## [Problem requirements]
Return the material word for word. Do not include pictures.

[Data entries]
-.-.-

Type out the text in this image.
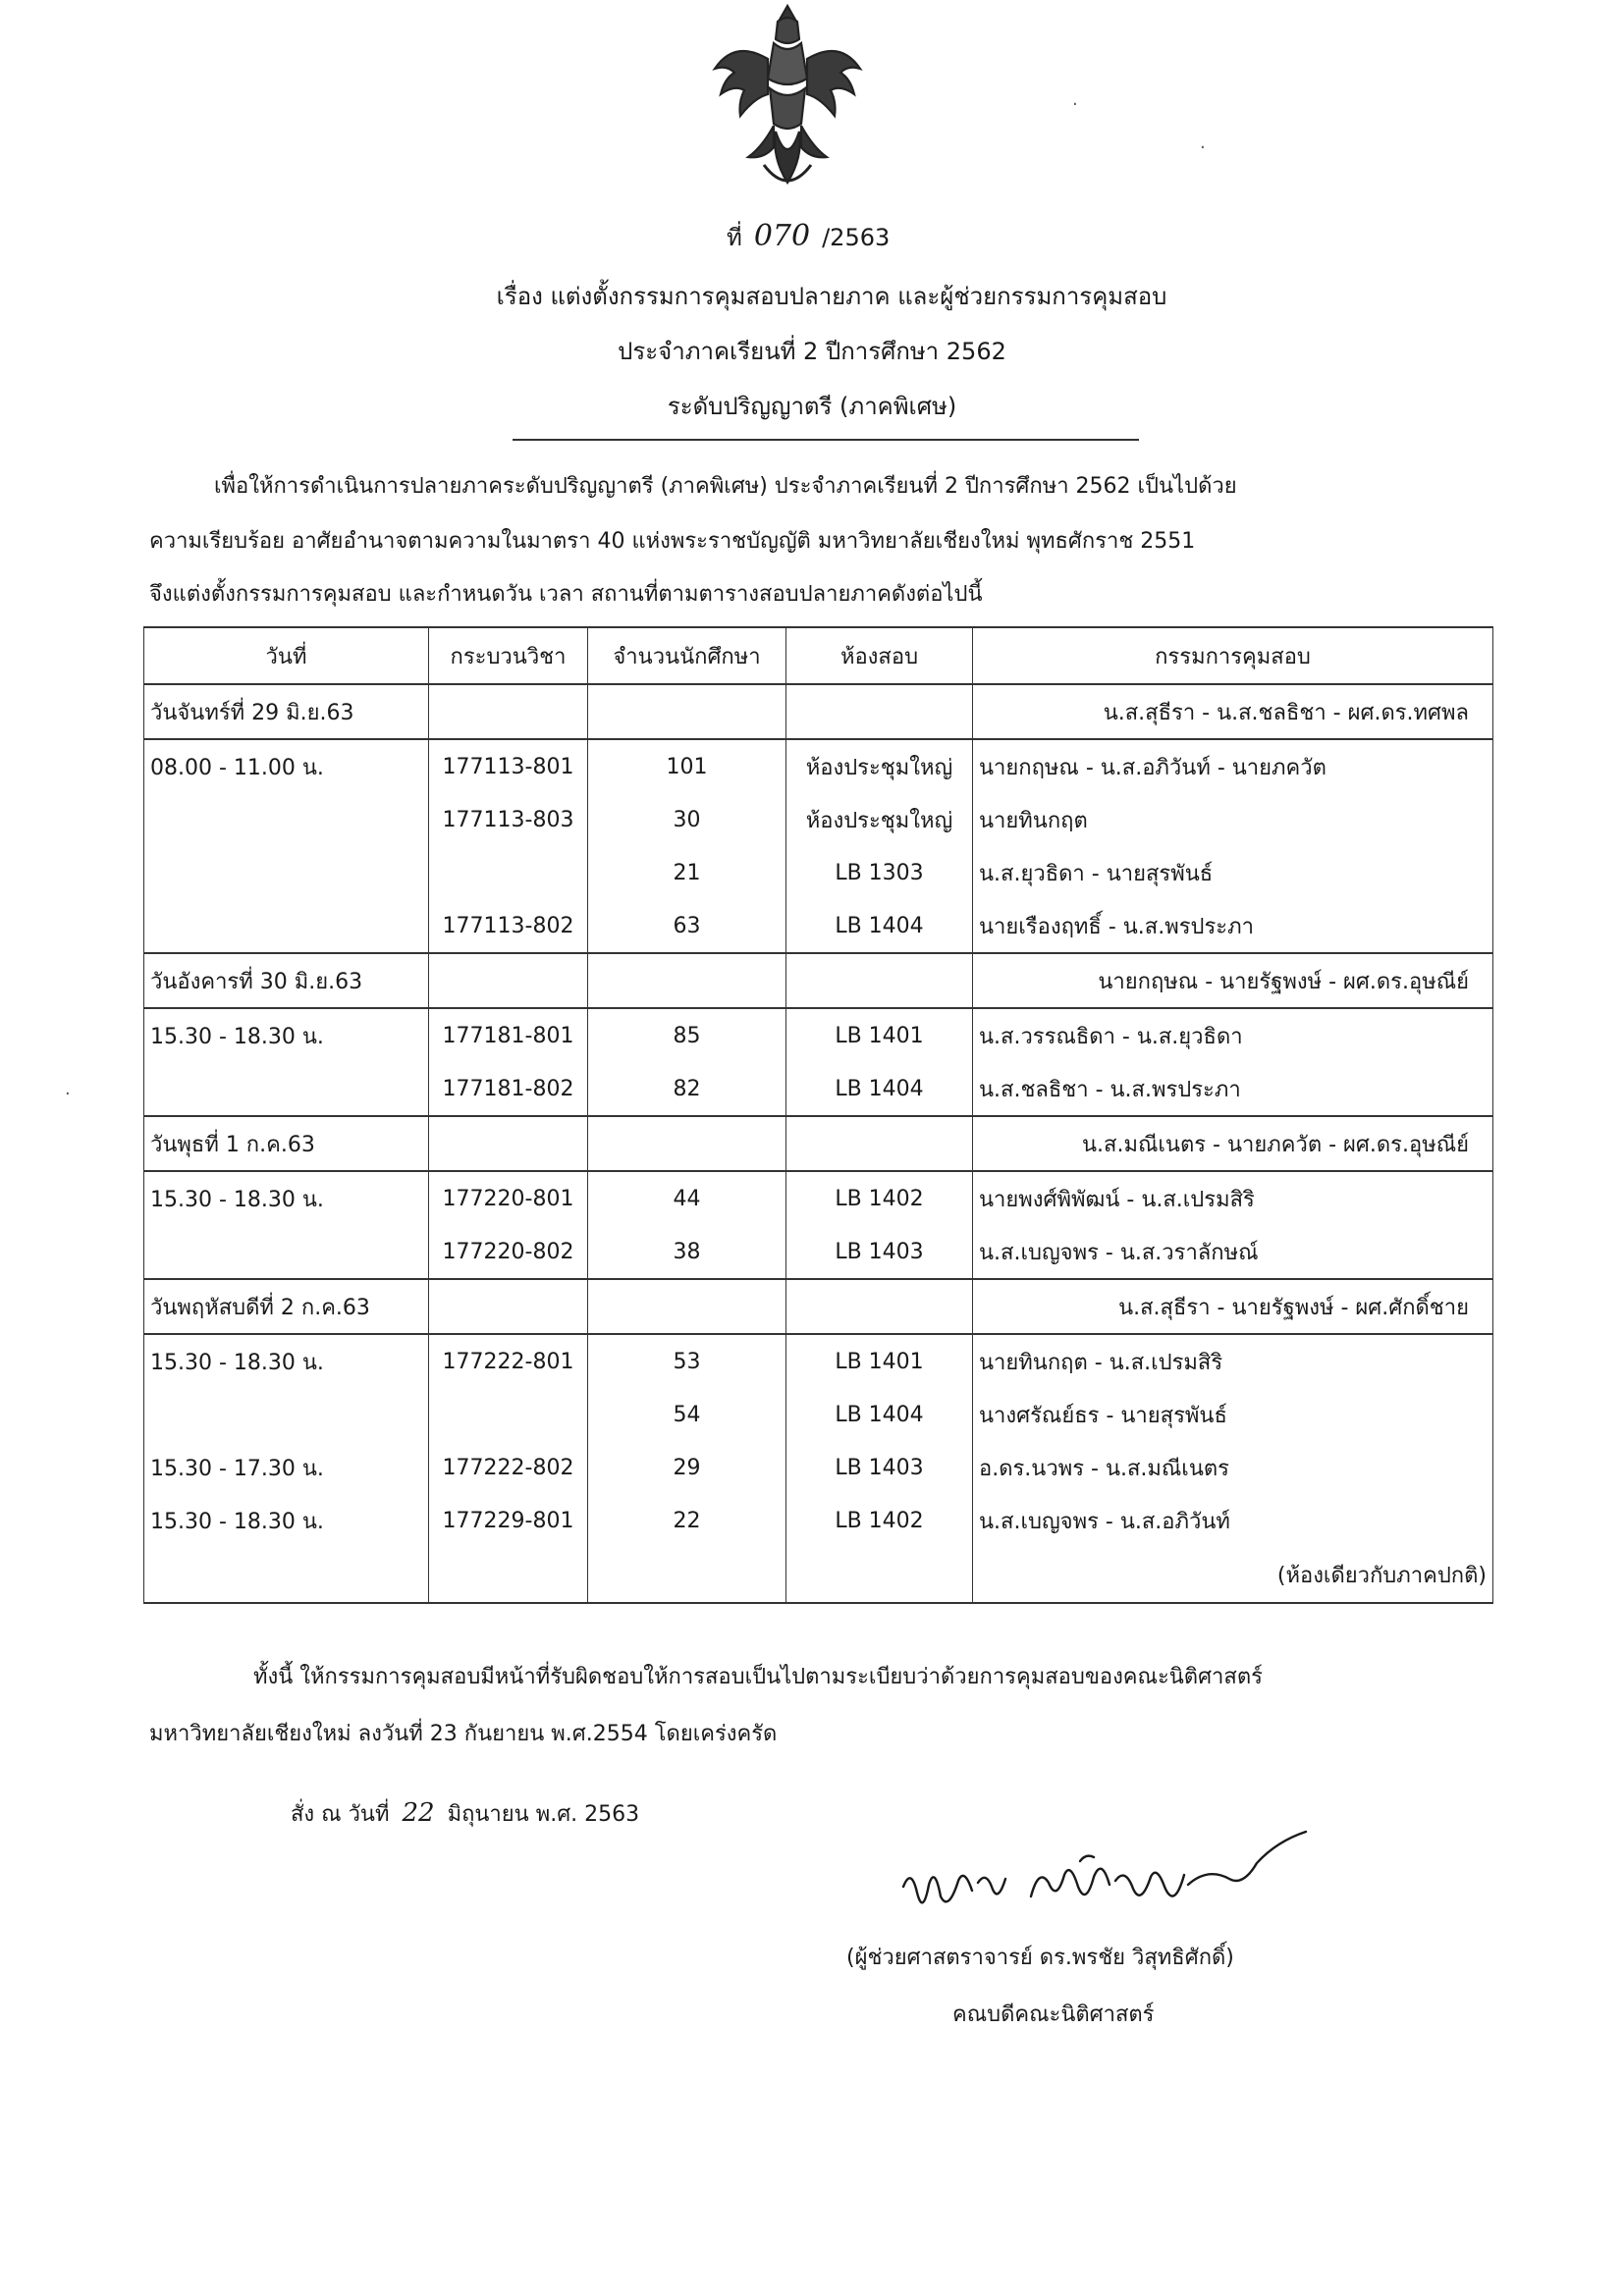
ที่ 070 /2563
เรื่อง แต่งตั้งกรรมการคุมสอบปลายภาค และผู้ช่วยกรรมการคุมสอบ
ประจำภาคเรียนที่ 2 ปีการศึกษา 2562
ระดับปริญญาตรี (ภาคพิเศษ)
เพื่อให้การดำเนินการปลายภาคระดับปริญญาตรี (ภาคพิเศษ) ประจำภาคเรียนที่ 2 ปีการศึกษา 2562 เป็นไปด้วย
ความเรียบร้อย อาศัยอำนาจตามความในมาตรา 40 แห่งพระราชบัญญัติ มหาวิทยาลัยเชียงใหม่ พุทธศักราช 2551
จึงแต่งตั้งกรรมการคุมสอบ และกำหนดวัน เวลา สถานที่ตามตารางสอบปลายภาคดังต่อไปนี้
วันที่	กระบวนวิชา	จำนวนนักศึกษา	ห้องสอบ	กรรมการคุมสอบ
วันจันทร์ที่ 29 มิ.ย.63				น.ส.สุธีรา - น.ส.ชลธิชา - ผศ.ดร.ทศพล
08.00 - 11.00 น.	177113-801	101	ห้องประชุมใหญ่	นายกฤษณ - น.ส.อภิวันท์ - นายภควัต
	177113-803	30	ห้องประชุมใหญ่	นายทินกฤต
		21	LB 1303	น.ส.ยุวธิดา - นายสุรพันธ์
	177113-802	63	LB 1404	นายเรืองฤทธิ์ - น.ส.พรประภา
วันอังคารที่ 30 มิ.ย.63				นายกฤษณ - นายรัฐพงษ์ - ผศ.ดร.อุษณีย์
15.30 - 18.30 น.	177181-801	85	LB 1401	น.ส.วรรณธิดา - น.ส.ยุวธิดา
	177181-802	82	LB 1404	น.ส.ชลธิชา - น.ส.พรประภา
วันพุธที่ 1 ก.ค.63				น.ส.มณีเนตร - นายภควัต - ผศ.ดร.อุษณีย์
15.30 - 18.30 น.	177220-801	44	LB 1402	นายพงศ์พิพัฒน์ - น.ส.เปรมสิริ
	177220-802	38	LB 1403	น.ส.เบญจพร - น.ส.วราลักษณ์
วันพฤหัสบดีที่ 2 ก.ค.63				น.ส.สุธีรา - นายรัฐพงษ์ - ผศ.ศักดิ์ชาย
15.30 - 18.30 น.	177222-801	53	LB 1401	นายทินกฤต - น.ส.เปรมสิริ
		54	LB 1404	นางศรัณย์ธร - นายสุรพันธ์
15.30 - 17.30 น.	177222-802	29	LB 1403	อ.ดร.นวพร - น.ส.มณีเนตร
15.30 - 18.30 น.	177229-801	22	LB 1402	น.ส.เบญจพร - น.ส.อภิวันท์
				(ห้องเดียวกับภาคปกติ)
ทั้งนี้ ให้กรรมการคุมสอบมีหน้าที่รับผิดชอบให้การสอบเป็นไปตามระเบียบว่าด้วยการคุมสอบของคณะนิติศาสตร์
มหาวิทยาลัยเชียงใหม่ ลงวันที่ 23 กันยายน พ.ศ.2554 โดยเคร่งครัด
สั่ง ณ วันที่ 22 มิถุนายน พ.ศ. 2563
(ผู้ช่วยศาสตราจารย์ ดร.พรชัย วิสุทธิศักดิ์)
คณบดีคณะนิติศาสตร์
·
·
·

-.-.-

## [Answer to this problem]
Type out the text in this image.
ที่ 070 /2563
เรื่อง แต่งตั้งกรรมการคุมสอบปลายภาค และผู้ช่วยกรรมการคุมสอบ
ประจำภาคเรียนที่ 2 ปีการศึกษา 2562
ระดับปริญญาตรี (ภาคพิเศษ)
เพื่อให้การดำเนินการปลายภาคระดับปริญญาตรี (ภาคพิเศษ) ประจำภาคเรียนที่ 2 ปีการศึกษา 2562 เป็นไปด้วย
ความเรียบร้อย อาศัยอำนาจตามความในมาตรา 40 แห่งพระราชบัญญัติ มหาวิทยาลัยเชียงใหม่ พุทธศักราช 2551
จึงแต่งตั้งกรรมการคุมสอบ และกำหนดวัน เวลา สถานที่ตามตารางสอบปลายภาคดังต่อไปนี้
วันที่	กระบวนวิชา	จำนวนนักศึกษา	ห้องสอบ	กรรมการคุมสอบ
วันจันทร์ที่ 29 มิ.ย.63				น.ส.สุธีรา - น.ส.ชลธิชา - ผศ.ดร.ทศพล
08.00 - 11.00 น.	177113-801	101	ห้องประชุมใหญ่	นายกฤษณ - น.ส.อภิวันท์ - นายภควัต
	177113-803	30	ห้องประชุมใหญ่	นายทินกฤต
		21	LB 1303	น.ส.ยุวธิดา - นายสุรพันธ์
	177113-802	63	LB 1404	นายเรืองฤทธิ์ - น.ส.พรประภา
วันอังคารที่ 30 มิ.ย.63				นายกฤษณ - นายรัฐพงษ์ - ผศ.ดร.อุษณีย์
15.30 - 18.30 น.	177181-801	85	LB 1401	น.ส.วรรณธิดา - น.ส.ยุวธิดา
	177181-802	82	LB 1404	น.ส.ชลธิชา - น.ส.พรประภา
วันพุธที่ 1 ก.ค.63				น.ส.มณีเนตร - นายภควัต - ผศ.ดร.อุษณีย์
15.30 - 18.30 น.	177220-801	44	LB 1402	นายพงศ์พิพัฒน์ - น.ส.เปรมสิริ
	177220-802	38	LB 1403	น.ส.เบญจพร - น.ส.วราลักษณ์
วันพฤหัสบดีที่ 2 ก.ค.63				น.ส.สุธีรา - นายรัฐพงษ์ - ผศ.ศักดิ์ชาย
15.30 - 18.30 น.	177222-801	53	LB 1401	นายทินกฤต - น.ส.เปรมสิริ
		54	LB 1404	นางศรัณย์ธร - นายสุรพันธ์
15.30 - 17.30 น.	177222-802	29	LB 1403	อ.ดร.นวพร - น.ส.มณีเนตร
15.30 - 18.30 น.	177229-801	22	LB 1402	น.ส.เบญจพร - น.ส.อภิวันท์
				(ห้องเดียวกับภาคปกติ)
ทั้งนี้ ให้กรรมการคุมสอบมีหน้าที่รับผิดชอบให้การสอบเป็นไปตามระเบียบว่าด้วยการคุมสอบของคณะนิติศาสตร์
มหาวิทยาลัยเชียงใหม่ ลงวันที่ 23 กันยายน พ.ศ.2554 โดยเคร่งครัด
สั่ง ณ วันที่ 22 มิถุนายน พ.ศ. 2563
(ผู้ช่วยศาสตราจารย์ ดร.พรชัย วิสุทธิศักดิ์)
คณบดีคณะนิติศาสตร์
·
·
·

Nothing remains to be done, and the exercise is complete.